## [Exercise prompt]
Output the records. Match them exactly.

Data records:

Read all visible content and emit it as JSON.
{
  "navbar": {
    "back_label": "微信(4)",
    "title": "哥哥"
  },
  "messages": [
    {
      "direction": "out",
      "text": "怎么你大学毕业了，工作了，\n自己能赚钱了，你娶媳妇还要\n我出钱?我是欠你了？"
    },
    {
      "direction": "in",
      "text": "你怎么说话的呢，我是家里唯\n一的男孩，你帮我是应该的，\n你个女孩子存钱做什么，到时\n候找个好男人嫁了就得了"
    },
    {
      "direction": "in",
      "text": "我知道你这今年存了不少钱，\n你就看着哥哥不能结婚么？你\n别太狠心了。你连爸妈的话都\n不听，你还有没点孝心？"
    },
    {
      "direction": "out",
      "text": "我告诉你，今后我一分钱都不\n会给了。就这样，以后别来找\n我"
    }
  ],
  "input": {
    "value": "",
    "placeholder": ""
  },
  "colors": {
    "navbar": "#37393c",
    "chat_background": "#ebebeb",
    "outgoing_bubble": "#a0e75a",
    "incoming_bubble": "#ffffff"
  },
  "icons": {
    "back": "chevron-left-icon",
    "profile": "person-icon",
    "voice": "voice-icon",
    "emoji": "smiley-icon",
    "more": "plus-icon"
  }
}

## [Output for this exercise]
Read all visible content and emit it as JSON.
{
  "navbar": {
    "back_label": "微信(4)",
    "title": "哥哥"
  },
  "messages": [
    {
      "direction": "out",
      "text": "怎么你大学毕业了，工作了，\n自己能赚钱了，你娶媳妇还要\n我出钱?我是欠你了？"
    },
    {
      "direction": "in",
      "text": "你怎么说话的呢，我是家里唯\n一的男孩，你帮我是应该的，\n你个女孩子存钱做什么，到时\n候找个好男人嫁了就得了"
    },
    {
      "direction": "in",
      "text": "我知道你这今年存了不少钱，\n你就看着哥哥不能结婚么？你\n别太狠心了。你连爸妈的话都\n不听，你还有没点孝心？"
    },
    {
      "direction": "out",
      "text": "我告诉你，今后我一分钱都不\n会给了。就这样，以后别来找\n我"
    }
  ],
  "input": {
    "value": "",
    "placeholder": ""
  },
  "colors": {
    "navbar": "#37393c",
    "chat_background": "#ebebeb",
    "outgoing_bubble": "#a0e75a",
    "incoming_bubble": "#ffffff"
  },
  "icons": {
    "back": "chevron-left-icon",
    "profile": "person-icon",
    "voice": "voice-icon",
    "emoji": "smiley-icon",
    "more": "plus-icon"
  }
}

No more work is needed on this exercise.